Records provided ::
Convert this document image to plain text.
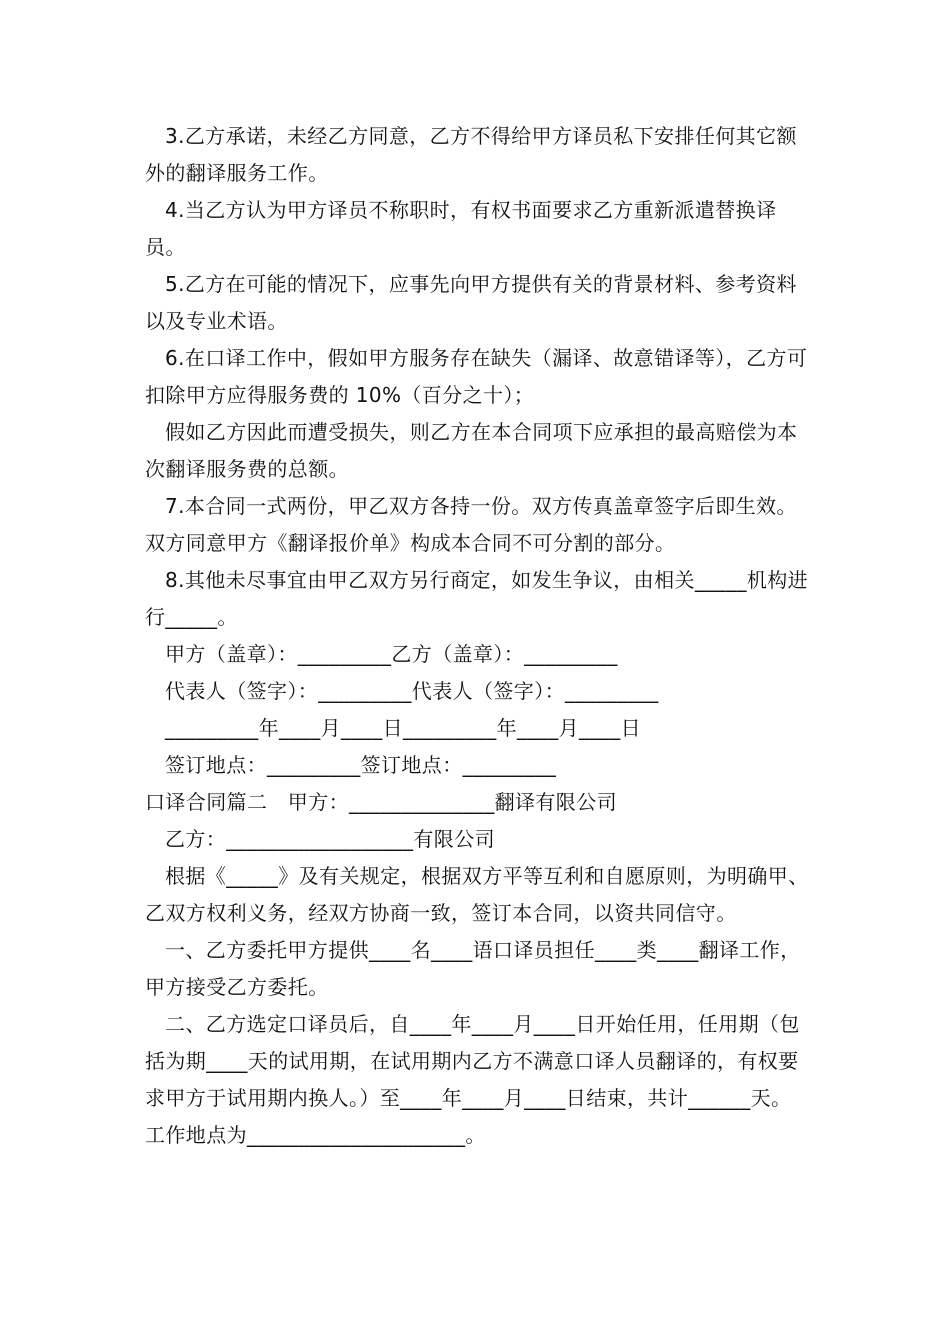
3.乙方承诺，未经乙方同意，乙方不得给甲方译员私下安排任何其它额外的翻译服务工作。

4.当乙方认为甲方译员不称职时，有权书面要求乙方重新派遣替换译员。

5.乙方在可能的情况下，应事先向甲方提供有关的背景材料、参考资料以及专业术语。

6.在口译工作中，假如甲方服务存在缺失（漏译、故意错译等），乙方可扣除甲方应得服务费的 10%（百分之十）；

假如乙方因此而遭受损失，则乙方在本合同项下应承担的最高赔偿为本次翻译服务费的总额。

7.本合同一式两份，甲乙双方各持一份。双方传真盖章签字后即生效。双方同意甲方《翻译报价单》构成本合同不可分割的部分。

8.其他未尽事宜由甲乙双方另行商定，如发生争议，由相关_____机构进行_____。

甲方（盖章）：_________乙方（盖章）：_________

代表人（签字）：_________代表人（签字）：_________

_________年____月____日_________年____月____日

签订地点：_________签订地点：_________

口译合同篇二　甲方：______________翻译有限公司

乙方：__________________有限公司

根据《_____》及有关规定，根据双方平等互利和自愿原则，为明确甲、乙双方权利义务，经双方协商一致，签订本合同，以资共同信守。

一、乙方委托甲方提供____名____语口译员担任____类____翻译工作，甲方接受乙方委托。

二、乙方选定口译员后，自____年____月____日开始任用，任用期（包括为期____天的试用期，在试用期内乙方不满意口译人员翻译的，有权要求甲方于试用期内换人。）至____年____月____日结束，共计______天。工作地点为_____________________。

Exercise instructions :: With the pictures omitted, reproduce the records in full and exactly.

Solution ::
Convert this document image to plain text.
3.乙方承诺，未经乙方同意，乙方不得给甲方译员私下安排任何其它额外的翻译服务工作。

4.当乙方认为甲方译员不称职时，有权书面要求乙方重新派遣替换译员。

5.乙方在可能的情况下，应事先向甲方提供有关的背景材料、参考资料以及专业术语。

6.在口译工作中，假如甲方服务存在缺失（漏译、故意错译等），乙方可扣除甲方应得服务费的 10%（百分之十）；

假如乙方因此而遭受损失，则乙方在本合同项下应承担的最高赔偿为本次翻译服务费的总额。

7.本合同一式两份，甲乙双方各持一份。双方传真盖章签字后即生效。双方同意甲方《翻译报价单》构成本合同不可分割的部分。

8.其他未尽事宜由甲乙双方另行商定，如发生争议，由相关_____机构进行_____。

甲方（盖章）：_________乙方（盖章）：_________

代表人（签字）：_________代表人（签字）：_________

_________年____月____日_________年____月____日

签订地点：_________签订地点：_________

口译合同篇二　甲方：______________翻译有限公司

乙方：__________________有限公司

根据《_____》及有关规定，根据双方平等互利和自愿原则，为明确甲、乙双方权利义务，经双方协商一致，签订本合同，以资共同信守。

一、乙方委托甲方提供____名____语口译员担任____类____翻译工作，甲方接受乙方委托。

二、乙方选定口译员后，自____年____月____日开始任用，任用期（包括为期____天的试用期，在试用期内乙方不满意口译人员翻译的，有权要求甲方于试用期内换人。）至____年____月____日结束，共计______天。工作地点为_____________________。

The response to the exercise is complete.